Stored data entries
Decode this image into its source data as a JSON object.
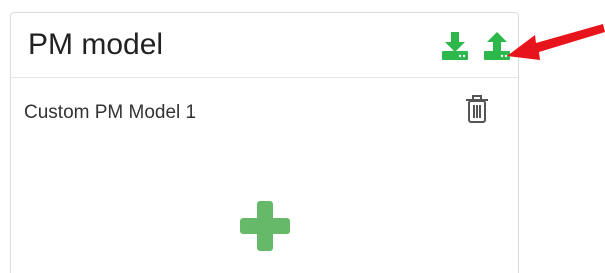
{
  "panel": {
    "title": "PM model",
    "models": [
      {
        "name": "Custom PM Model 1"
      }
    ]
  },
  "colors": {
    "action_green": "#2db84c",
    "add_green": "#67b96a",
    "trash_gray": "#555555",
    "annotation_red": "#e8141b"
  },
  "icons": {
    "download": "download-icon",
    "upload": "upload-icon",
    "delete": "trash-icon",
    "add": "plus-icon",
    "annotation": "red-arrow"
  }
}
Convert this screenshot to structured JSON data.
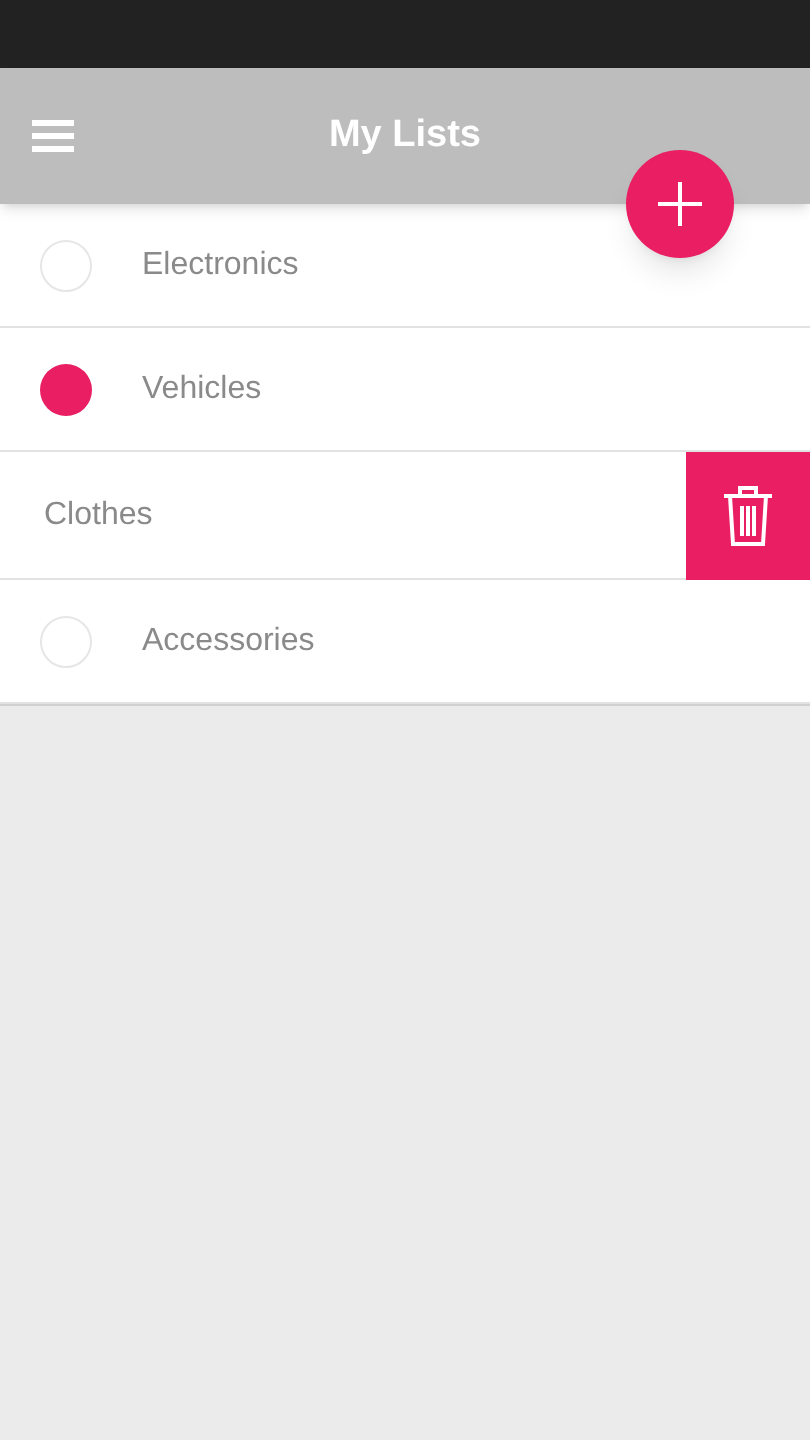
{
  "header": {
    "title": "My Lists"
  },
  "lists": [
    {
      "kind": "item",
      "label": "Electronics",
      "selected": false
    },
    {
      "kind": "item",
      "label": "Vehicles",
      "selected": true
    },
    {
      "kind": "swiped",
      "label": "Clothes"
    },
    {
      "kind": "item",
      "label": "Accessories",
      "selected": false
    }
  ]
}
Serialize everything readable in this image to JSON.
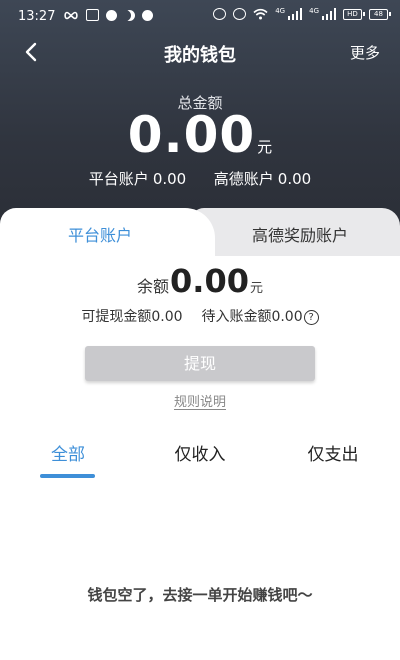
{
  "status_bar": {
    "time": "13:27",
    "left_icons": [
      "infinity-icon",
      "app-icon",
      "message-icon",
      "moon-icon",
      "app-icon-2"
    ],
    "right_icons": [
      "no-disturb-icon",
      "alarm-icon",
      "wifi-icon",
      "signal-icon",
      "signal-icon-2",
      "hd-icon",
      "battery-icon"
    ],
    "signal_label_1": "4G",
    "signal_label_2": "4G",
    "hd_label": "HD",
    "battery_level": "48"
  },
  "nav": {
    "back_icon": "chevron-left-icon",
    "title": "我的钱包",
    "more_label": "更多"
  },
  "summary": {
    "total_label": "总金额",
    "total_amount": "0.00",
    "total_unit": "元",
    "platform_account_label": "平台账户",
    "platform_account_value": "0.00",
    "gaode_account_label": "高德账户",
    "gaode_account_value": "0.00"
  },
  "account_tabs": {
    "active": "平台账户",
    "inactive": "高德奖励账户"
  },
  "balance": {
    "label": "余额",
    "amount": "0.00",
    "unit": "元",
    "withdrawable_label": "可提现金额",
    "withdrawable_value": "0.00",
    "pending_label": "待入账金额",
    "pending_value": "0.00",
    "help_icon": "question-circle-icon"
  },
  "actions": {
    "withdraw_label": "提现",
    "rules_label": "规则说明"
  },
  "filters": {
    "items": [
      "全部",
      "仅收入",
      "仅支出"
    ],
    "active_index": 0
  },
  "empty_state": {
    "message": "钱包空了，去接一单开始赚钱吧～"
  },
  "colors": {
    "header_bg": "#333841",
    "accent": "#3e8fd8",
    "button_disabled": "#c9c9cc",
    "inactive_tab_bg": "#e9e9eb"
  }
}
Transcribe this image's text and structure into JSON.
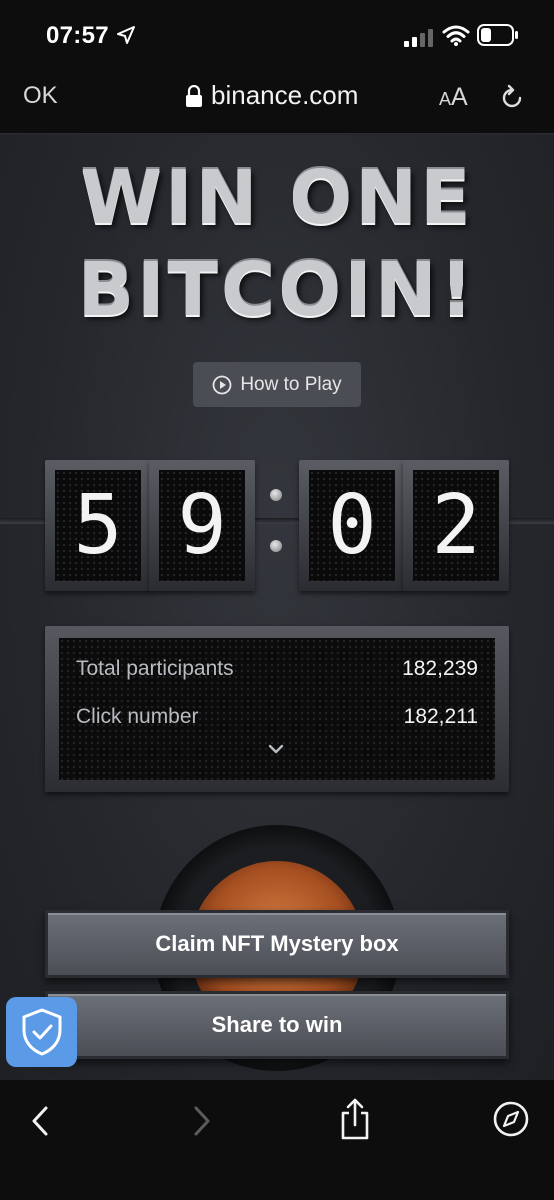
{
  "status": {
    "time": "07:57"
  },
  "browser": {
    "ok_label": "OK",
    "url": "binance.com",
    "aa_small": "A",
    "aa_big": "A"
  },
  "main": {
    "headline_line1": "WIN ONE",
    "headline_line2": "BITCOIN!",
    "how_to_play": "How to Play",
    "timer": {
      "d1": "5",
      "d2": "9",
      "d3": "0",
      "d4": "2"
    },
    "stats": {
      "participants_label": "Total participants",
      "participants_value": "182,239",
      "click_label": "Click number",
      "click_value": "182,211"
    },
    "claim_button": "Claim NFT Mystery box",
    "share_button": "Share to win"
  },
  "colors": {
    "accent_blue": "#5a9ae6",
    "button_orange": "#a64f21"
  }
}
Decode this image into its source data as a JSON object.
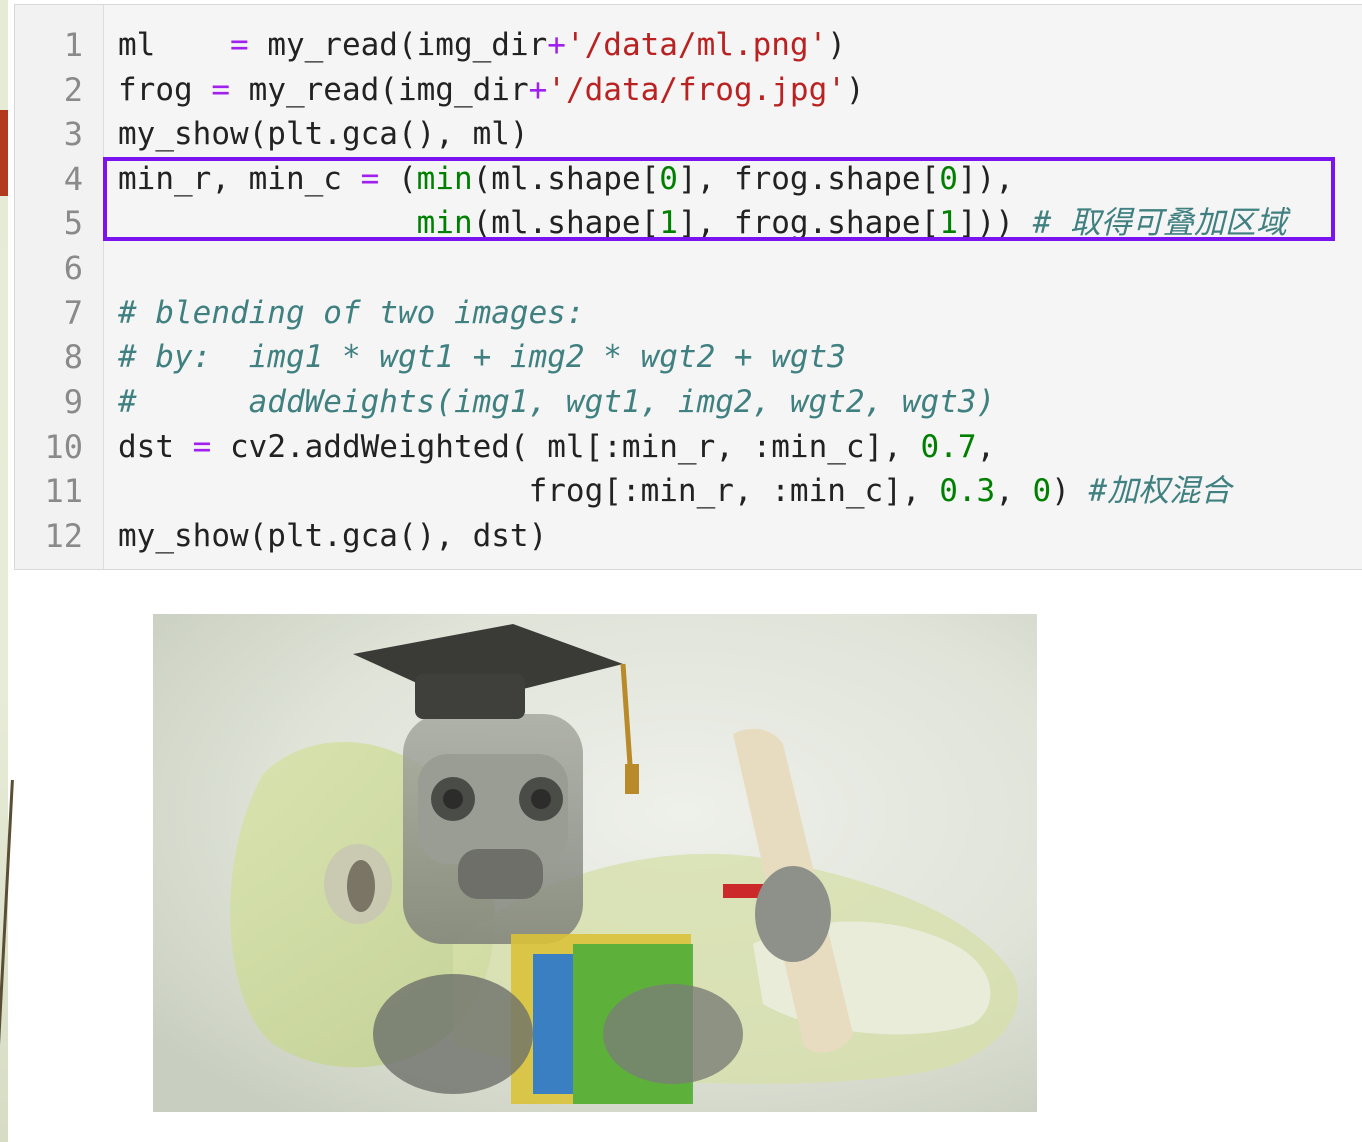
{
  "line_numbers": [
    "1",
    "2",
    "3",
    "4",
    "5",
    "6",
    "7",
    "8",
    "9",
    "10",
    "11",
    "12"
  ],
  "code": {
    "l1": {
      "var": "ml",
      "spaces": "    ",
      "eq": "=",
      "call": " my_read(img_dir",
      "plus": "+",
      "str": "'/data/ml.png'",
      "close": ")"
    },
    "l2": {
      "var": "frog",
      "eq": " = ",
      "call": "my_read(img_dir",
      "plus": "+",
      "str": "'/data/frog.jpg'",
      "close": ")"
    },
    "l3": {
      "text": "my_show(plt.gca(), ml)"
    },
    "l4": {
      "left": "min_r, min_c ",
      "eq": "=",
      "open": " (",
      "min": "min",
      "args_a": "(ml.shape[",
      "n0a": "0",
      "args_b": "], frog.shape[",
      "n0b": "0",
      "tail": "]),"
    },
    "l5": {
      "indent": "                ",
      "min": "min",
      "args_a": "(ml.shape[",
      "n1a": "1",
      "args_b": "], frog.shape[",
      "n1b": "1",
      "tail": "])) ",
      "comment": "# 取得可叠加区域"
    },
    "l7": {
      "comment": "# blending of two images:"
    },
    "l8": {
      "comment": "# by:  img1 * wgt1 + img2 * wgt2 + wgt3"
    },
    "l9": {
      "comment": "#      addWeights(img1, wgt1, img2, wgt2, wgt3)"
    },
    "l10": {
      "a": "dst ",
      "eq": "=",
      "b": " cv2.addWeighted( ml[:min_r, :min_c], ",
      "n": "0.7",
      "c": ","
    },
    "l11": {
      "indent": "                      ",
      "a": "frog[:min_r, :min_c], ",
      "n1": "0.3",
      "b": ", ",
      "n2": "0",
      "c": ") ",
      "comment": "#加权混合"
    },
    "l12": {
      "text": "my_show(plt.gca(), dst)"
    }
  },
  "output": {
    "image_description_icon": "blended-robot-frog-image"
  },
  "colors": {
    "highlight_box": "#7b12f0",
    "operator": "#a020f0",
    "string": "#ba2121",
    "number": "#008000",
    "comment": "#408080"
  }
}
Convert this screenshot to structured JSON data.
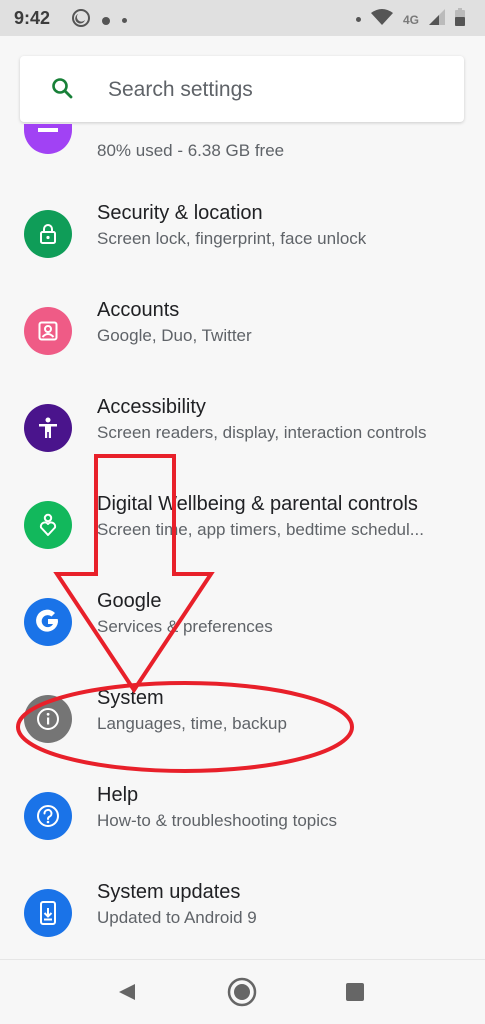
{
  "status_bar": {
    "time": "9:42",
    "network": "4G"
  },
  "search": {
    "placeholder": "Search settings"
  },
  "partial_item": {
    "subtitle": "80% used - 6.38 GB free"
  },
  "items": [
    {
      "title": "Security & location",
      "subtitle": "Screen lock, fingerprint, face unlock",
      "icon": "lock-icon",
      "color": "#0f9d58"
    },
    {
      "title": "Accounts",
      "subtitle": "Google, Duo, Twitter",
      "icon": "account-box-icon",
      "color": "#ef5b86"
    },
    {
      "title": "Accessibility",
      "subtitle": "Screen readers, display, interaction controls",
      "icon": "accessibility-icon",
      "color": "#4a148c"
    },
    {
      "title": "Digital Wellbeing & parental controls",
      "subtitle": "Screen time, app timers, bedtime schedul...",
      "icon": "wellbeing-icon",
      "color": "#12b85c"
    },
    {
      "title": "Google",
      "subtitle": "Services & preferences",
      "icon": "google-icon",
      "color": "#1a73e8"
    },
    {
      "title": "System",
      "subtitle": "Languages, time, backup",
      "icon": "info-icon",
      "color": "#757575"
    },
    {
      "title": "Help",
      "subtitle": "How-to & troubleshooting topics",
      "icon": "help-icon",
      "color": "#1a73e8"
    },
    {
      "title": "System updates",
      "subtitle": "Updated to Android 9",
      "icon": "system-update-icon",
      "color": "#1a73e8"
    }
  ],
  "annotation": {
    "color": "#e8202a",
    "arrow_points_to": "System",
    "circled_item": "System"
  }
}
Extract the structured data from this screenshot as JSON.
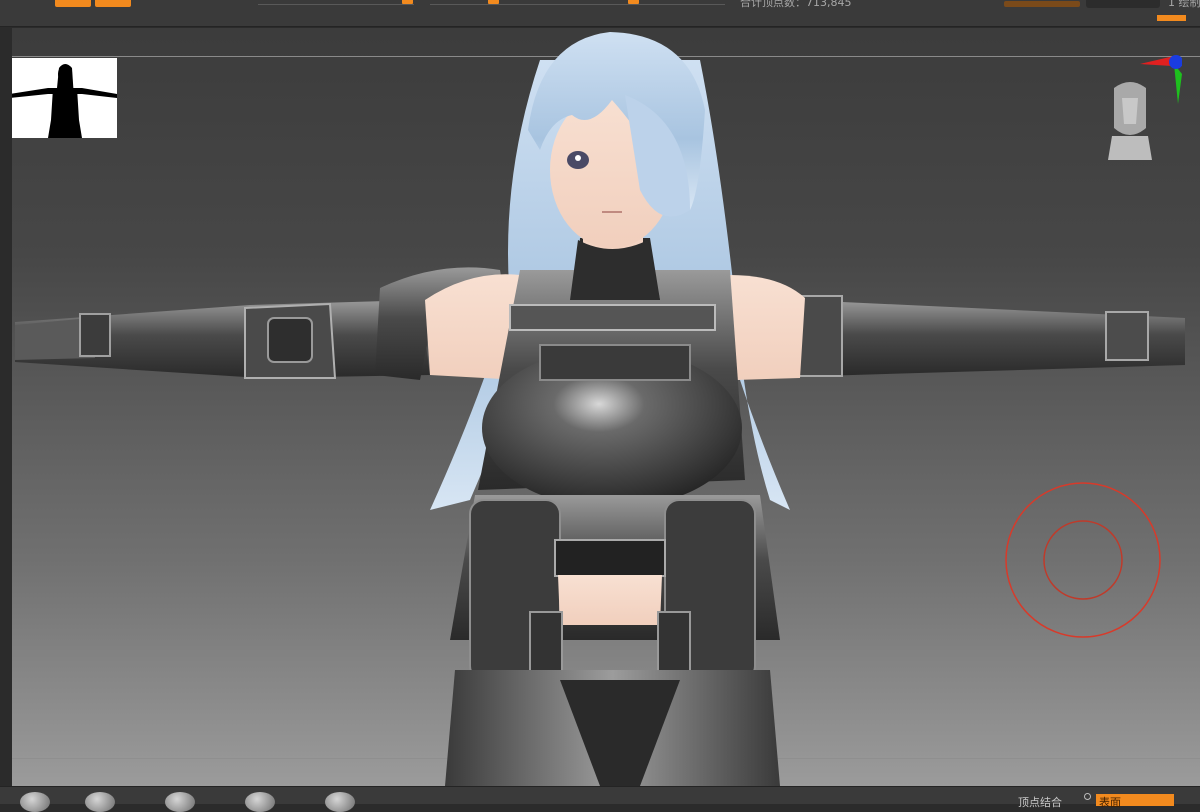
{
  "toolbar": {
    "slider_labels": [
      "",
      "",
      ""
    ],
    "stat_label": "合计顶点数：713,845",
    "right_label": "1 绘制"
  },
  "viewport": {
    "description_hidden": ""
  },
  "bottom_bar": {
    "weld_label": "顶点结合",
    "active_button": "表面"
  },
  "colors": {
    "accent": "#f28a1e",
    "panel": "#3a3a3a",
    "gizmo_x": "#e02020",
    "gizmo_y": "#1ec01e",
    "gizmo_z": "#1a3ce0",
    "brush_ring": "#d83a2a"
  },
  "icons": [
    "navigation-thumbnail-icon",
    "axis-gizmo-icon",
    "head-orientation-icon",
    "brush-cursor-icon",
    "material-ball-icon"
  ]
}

■ **The problem**: Take the line that contains "Extract the structured" as the first and the last line of the records as the end, and please quote those lines exactly, pictures omitted.

■ **Output**:
Extract the structured data from this screenshot as JSON.
{
  "toolbar": {
    "slider_labels": [
      "",
      "",
      ""
    ],
    "stat_label": "合计顶点数：713,845",
    "right_label": "1 绘制"
  },
  "viewport": {
    "description_hidden": ""
  },
  "bottom_bar": {
    "weld_label": "顶点结合",
    "active_button": "表面"
  },
  "colors": {
    "accent": "#f28a1e",
    "panel": "#3a3a3a",
    "gizmo_x": "#e02020",
    "gizmo_y": "#1ec01e",
    "gizmo_z": "#1a3ce0",
    "brush_ring": "#d83a2a"
  },
  "icons": [
    "navigation-thumbnail-icon",
    "axis-gizmo-icon",
    "head-orientation-icon",
    "brush-cursor-icon",
    "material-ball-icon"
  ]
}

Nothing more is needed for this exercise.